┌──
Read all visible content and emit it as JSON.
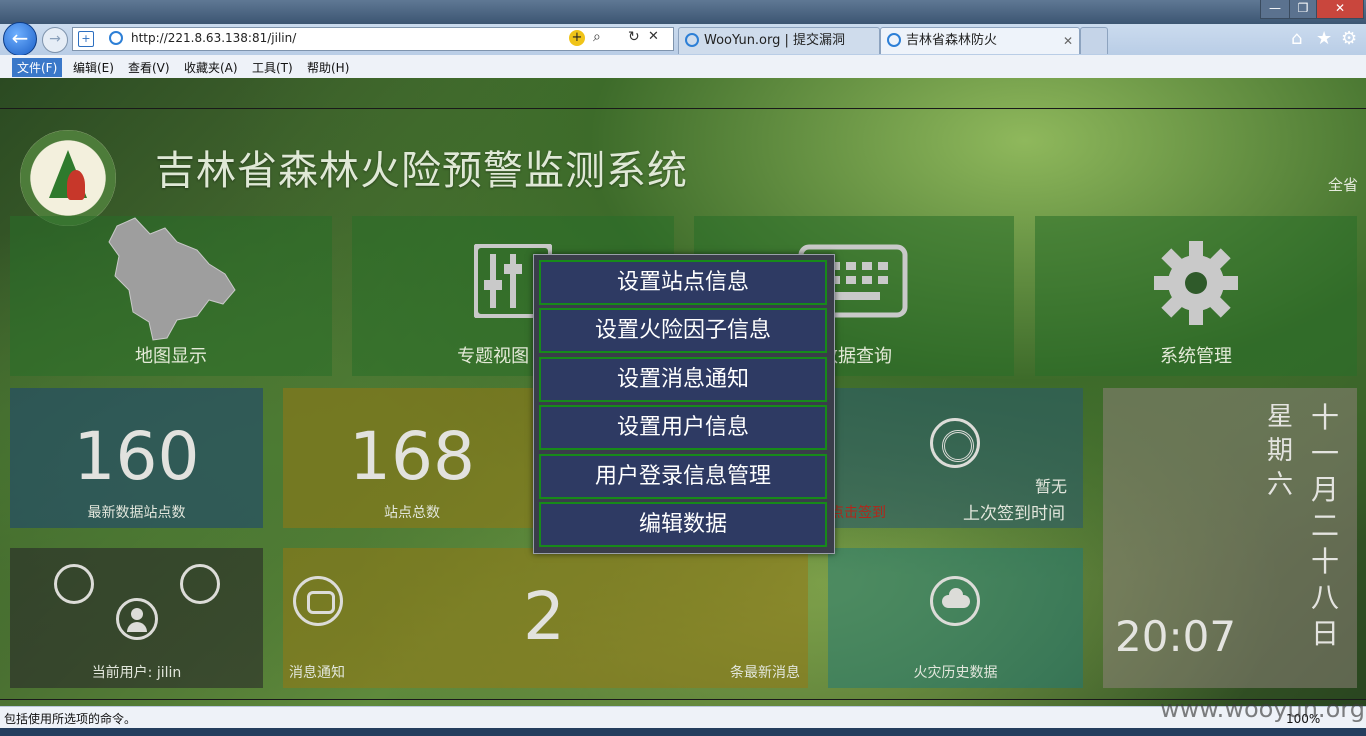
{
  "browser": {
    "url": "http://221.8.63.138:81/jilin/",
    "tabs": [
      {
        "label": "WooYun.org | 提交漏洞"
      },
      {
        "label": "吉林省森林防火"
      }
    ],
    "window_buttons": {
      "minimize": "—",
      "restore": "❐",
      "close": "✕"
    },
    "toolbar_icons": [
      "home-icon",
      "star-icon",
      "gear-icon"
    ]
  },
  "menubar": {
    "items": [
      "文件(F)",
      "编辑(E)",
      "查看(V)",
      "收藏夹(A)",
      "工具(T)",
      "帮助(H)"
    ]
  },
  "page": {
    "title": "吉林省森林火险预警监测系统",
    "region": "全省",
    "tiles": {
      "map": "地图显示",
      "thematic": "专题视图  统",
      "query": "数据查询",
      "system": "系统管理",
      "latest_count": "160",
      "latest_label": "最新数据站点数",
      "total_count": "168",
      "total_label": "站点总数",
      "checkin_status": "暂无",
      "checkin_label": "上次签到时间",
      "checkin_link": "点击签到",
      "current_user": "当前用户: jilin",
      "notice_label": "消息通知",
      "notice_count": "2",
      "notice_unit": "条最新消息",
      "fire_history": "火灾历史数据",
      "weekday": "星期六",
      "date": "十一月二十八日",
      "time": "20:07"
    }
  },
  "dialog": {
    "items": [
      "设置站点信息",
      "设置火险因子信息",
      "设置消息通知",
      "设置用户信息",
      "用户登录信息管理",
      "编辑数据"
    ]
  },
  "status": {
    "text": "包括使用所选项的命令。",
    "zoom": "100%",
    "watermark": "www.wooyun.org"
  }
}
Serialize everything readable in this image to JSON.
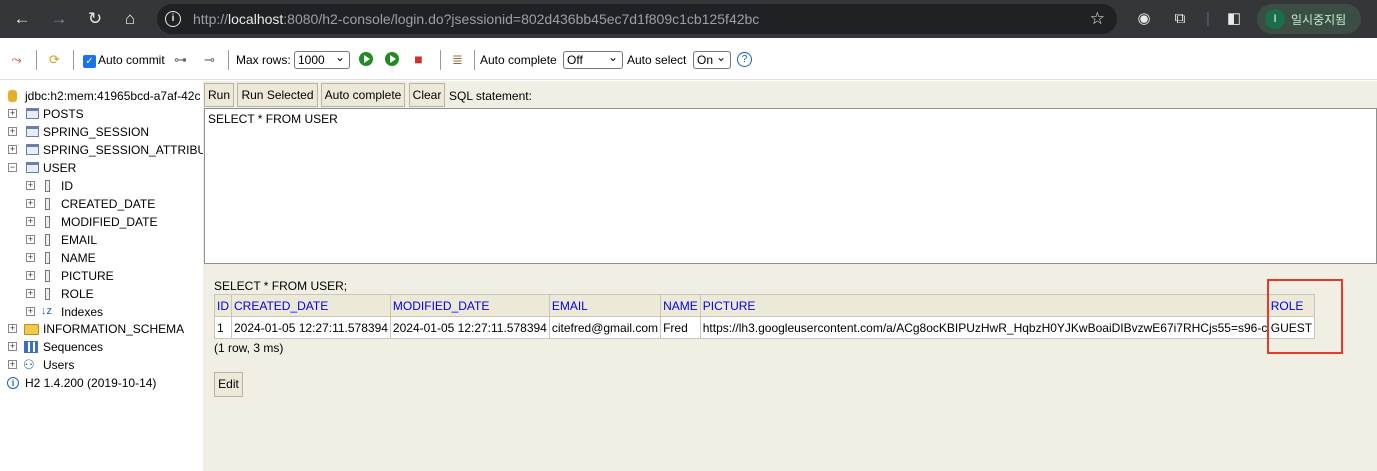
{
  "browser": {
    "url_prefix": "http://",
    "url_host": "localhost",
    "url_rest": ":8080/h2-console/login.do?jsessionid=802d436bb45ec7d1f809c1cb125f42bc",
    "profile_initial": "I",
    "profile_label": "일시중지됨"
  },
  "toolbar": {
    "auto_commit": "Auto commit",
    "max_rows_label": "Max rows:",
    "max_rows_value": "1000",
    "auto_complete_label": "Auto complete",
    "auto_complete_value": "Off",
    "auto_select_label": "Auto select",
    "auto_select_value": "On",
    "help": "?"
  },
  "tree": {
    "connection": "jdbc:h2:mem:41965bcd-a7af-42c",
    "tables": [
      "POSTS",
      "SPRING_SESSION",
      "SPRING_SESSION_ATTRIBUTES",
      "USER"
    ],
    "user_columns": [
      "ID",
      "CREATED_DATE",
      "MODIFIED_DATE",
      "EMAIL",
      "NAME",
      "PICTURE",
      "ROLE"
    ],
    "indexes": "Indexes",
    "information_schema": "INFORMATION_SCHEMA",
    "sequences": "Sequences",
    "users": "Users",
    "version": "H2 1.4.200 (2019-10-14)"
  },
  "editor": {
    "run": "Run",
    "run_selected": "Run Selected",
    "auto_complete": "Auto complete",
    "clear": "Clear",
    "sql_label": "SQL statement:",
    "sql": "SELECT * FROM USER"
  },
  "result": {
    "query": "SELECT * FROM USER;",
    "columns": [
      "ID",
      "CREATED_DATE",
      "MODIFIED_DATE",
      "EMAIL",
      "NAME",
      "PICTURE",
      "ROLE"
    ],
    "rows": [
      [
        "1",
        "2024-01-05 12:27:11.578394",
        "2024-01-05 12:27:11.578394",
        "citefred@gmail.com",
        "Fred",
        "https://lh3.googleusercontent.com/a/ACg8ocKBIPUzHwR_HqbzH0YJKwBoaiDIBvzwE67i7RHCjs55=s96-c",
        "GUEST"
      ]
    ],
    "summary": "(1 row, 3 ms)",
    "edit": "Edit"
  },
  "colors": {
    "highlight": "#e53a2b",
    "panel_bg": "#f1eee3",
    "header_link": "#0000ee"
  }
}
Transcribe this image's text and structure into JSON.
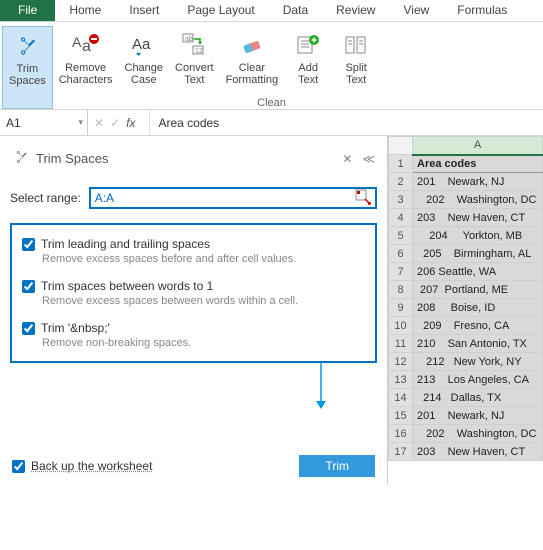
{
  "tabs": {
    "file": "File",
    "items": [
      "Home",
      "Insert",
      "Page Layout",
      "Data",
      "Review",
      "View",
      "Formulas"
    ]
  },
  "ribbon": {
    "group_label": "Clean",
    "buttons": [
      {
        "label": "Trim\nSpaces"
      },
      {
        "label": "Remove\nCharacters"
      },
      {
        "label": "Change\nCase"
      },
      {
        "label": "Convert\nText"
      },
      {
        "label": "Clear\nFormatting"
      },
      {
        "label": "Add\nText"
      },
      {
        "label": "Split\nText"
      }
    ]
  },
  "formula_bar": {
    "namebox": "A1",
    "value": "Area codes"
  },
  "pane": {
    "title": "Trim Spaces",
    "select_label": "Select range:",
    "range_value": "A:A",
    "options": [
      {
        "label": "Trim leading and trailing spaces",
        "desc": "Remove excess spaces before and after cell values.",
        "checked": true
      },
      {
        "label": "Trim spaces between words to 1",
        "desc": "Remove excess spaces between words within a cell.",
        "checked": true
      },
      {
        "label": "Trim '&nbsp;'",
        "desc": "Remove non-breaking spaces.",
        "checked": true
      }
    ],
    "backup_label": "Back up the worksheet",
    "backup_checked": true,
    "trim_button": "Trim"
  },
  "grid": {
    "col_header": "A",
    "header_cell": "Area codes",
    "rows": [
      "201    Newark, NJ",
      "   202    Washington, DC",
      "203    New Haven, CT",
      "    204     Yorkton, MB",
      "  205    Birmingham, AL",
      "206 Seattle, WA",
      " 207  Portland, ME",
      "208     Boise, ID",
      "  209    Fresno, CA",
      "210    San Antonio, TX",
      "   212   New York, NY",
      "213    Los Angeles, CA",
      "  214   Dallas, TX",
      "201    Newark, NJ",
      "   202    Washington, DC",
      "203    New Haven, CT"
    ]
  }
}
└──
• Exercise brief: Give the data again exactly as written, with all pictures left out.

• Response:
Read all visible content and emit it as JSON.
{
  "browser": {
    "url": "http://221.8.63.138:81/jilin/",
    "tabs": [
      {
        "label": "WooYun.org | 提交漏洞"
      },
      {
        "label": "吉林省森林防火"
      }
    ],
    "window_buttons": {
      "minimize": "—",
      "restore": "❐",
      "close": "✕"
    },
    "toolbar_icons": [
      "home-icon",
      "star-icon",
      "gear-icon"
    ]
  },
  "menubar": {
    "items": [
      "文件(F)",
      "编辑(E)",
      "查看(V)",
      "收藏夹(A)",
      "工具(T)",
      "帮助(H)"
    ]
  },
  "page": {
    "title": "吉林省森林火险预警监测系统",
    "region": "全省",
    "tiles": {
      "map": "地图显示",
      "thematic": "专题视图  统",
      "query": "数据查询",
      "system": "系统管理",
      "latest_count": "160",
      "latest_label": "最新数据站点数",
      "total_count": "168",
      "total_label": "站点总数",
      "checkin_status": "暂无",
      "checkin_label": "上次签到时间",
      "checkin_link": "点击签到",
      "current_user": "当前用户: jilin",
      "notice_label": "消息通知",
      "notice_count": "2",
      "notice_unit": "条最新消息",
      "fire_history": "火灾历史数据",
      "weekday": "星期六",
      "date": "十一月二十八日",
      "time": "20:07"
    }
  },
  "dialog": {
    "items": [
      "设置站点信息",
      "设置火险因子信息",
      "设置消息通知",
      "设置用户信息",
      "用户登录信息管理",
      "编辑数据"
    ]
  },
  "status": {
    "text": "包括使用所选项的命令。",
    "zoom": "100%",
    "watermark": "www.wooyun.org"
  }
}
Serialize everything readable in this image to JSON.
{
  "browser": {
    "url_prefix": "http://",
    "url_host": "localhost",
    "url_rest": ":8080/h2-console/login.do?jsessionid=802d436bb45ec7d1f809c1cb125f42bc",
    "profile_initial": "I",
    "profile_label": "일시중지됨"
  },
  "toolbar": {
    "auto_commit": "Auto commit",
    "max_rows_label": "Max rows:",
    "max_rows_value": "1000",
    "auto_complete_label": "Auto complete",
    "auto_complete_value": "Off",
    "auto_select_label": "Auto select",
    "auto_select_value": "On",
    "help": "?"
  },
  "tree": {
    "connection": "jdbc:h2:mem:41965bcd-a7af-42c",
    "tables": [
      "POSTS",
      "SPRING_SESSION",
      "SPRING_SESSION_ATTRIBUTES",
      "USER"
    ],
    "user_columns": [
      "ID",
      "CREATED_DATE",
      "MODIFIED_DATE",
      "EMAIL",
      "NAME",
      "PICTURE",
      "ROLE"
    ],
    "indexes": "Indexes",
    "information_schema": "INFORMATION_SCHEMA",
    "sequences": "Sequences",
    "users": "Users",
    "version": "H2 1.4.200 (2019-10-14)"
  },
  "editor": {
    "run": "Run",
    "run_selected": "Run Selected",
    "auto_complete": "Auto complete",
    "clear": "Clear",
    "sql_label": "SQL statement:",
    "sql": "SELECT * FROM USER"
  },
  "result": {
    "query": "SELECT * FROM USER;",
    "columns": [
      "ID",
      "CREATED_DATE",
      "MODIFIED_DATE",
      "EMAIL",
      "NAME",
      "PICTURE",
      "ROLE"
    ],
    "rows": [
      [
        "1",
        "2024-01-05 12:27:11.578394",
        "2024-01-05 12:27:11.578394",
        "citefred@gmail.com",
        "Fred",
        "https://lh3.googleusercontent.com/a/ACg8ocKBIPUzHwR_HqbzH0YJKwBoaiDIBvzwE67i7RHCjs55=s96-c",
        "GUEST"
      ]
    ],
    "summary": "(1 row, 3 ms)",
    "edit": "Edit"
  },
  "colors": {
    "highlight": "#e53a2b",
    "panel_bg": "#f1eee3",
    "header_link": "#0000ee"
  }
}
Transcribe this image's text and structure into JSON.
{
  "tabs": {
    "file": "File",
    "items": [
      "Home",
      "Insert",
      "Page Layout",
      "Data",
      "Review",
      "View",
      "Formulas"
    ]
  },
  "ribbon": {
    "group_label": "Clean",
    "buttons": [
      {
        "label": "Trim\nSpaces"
      },
      {
        "label": "Remove\nCharacters"
      },
      {
        "label": "Change\nCase"
      },
      {
        "label": "Convert\nText"
      },
      {
        "label": "Clear\nFormatting"
      },
      {
        "label": "Add\nText"
      },
      {
        "label": "Split\nText"
      }
    ]
  },
  "formula_bar": {
    "namebox": "A1",
    "value": "Area codes"
  },
  "pane": {
    "title": "Trim Spaces",
    "select_label": "Select range:",
    "range_value": "A:A",
    "options": [
      {
        "label": "Trim leading and trailing spaces",
        "desc": "Remove excess spaces before and after cell values.",
        "checked": true
      },
      {
        "label": "Trim spaces between words to 1",
        "desc": "Remove excess spaces between words within a cell.",
        "checked": true
      },
      {
        "label": "Trim '&nbsp;'",
        "desc": "Remove non-breaking spaces.",
        "checked": true
      }
    ],
    "backup_label": "Back up the worksheet",
    "backup_checked": true,
    "trim_button": "Trim"
  },
  "grid": {
    "col_header": "A",
    "header_cell": "Area codes",
    "rows": [
      "201    Newark, NJ",
      "   202    Washington, DC",
      "203    New Haven, CT",
      "    204     Yorkton, MB",
      "  205    Birmingham, AL",
      "206 Seattle, WA",
      " 207  Portland, ME",
      "208     Boise, ID",
      "  209    Fresno, CA",
      "210    San Antonio, TX",
      "   212   New York, NY",
      "213    Los Angeles, CA",
      "  214   Dallas, TX",
      "201    Newark, NJ",
      "   202    Washington, DC",
      "203    New Haven, CT"
    ]
  }
}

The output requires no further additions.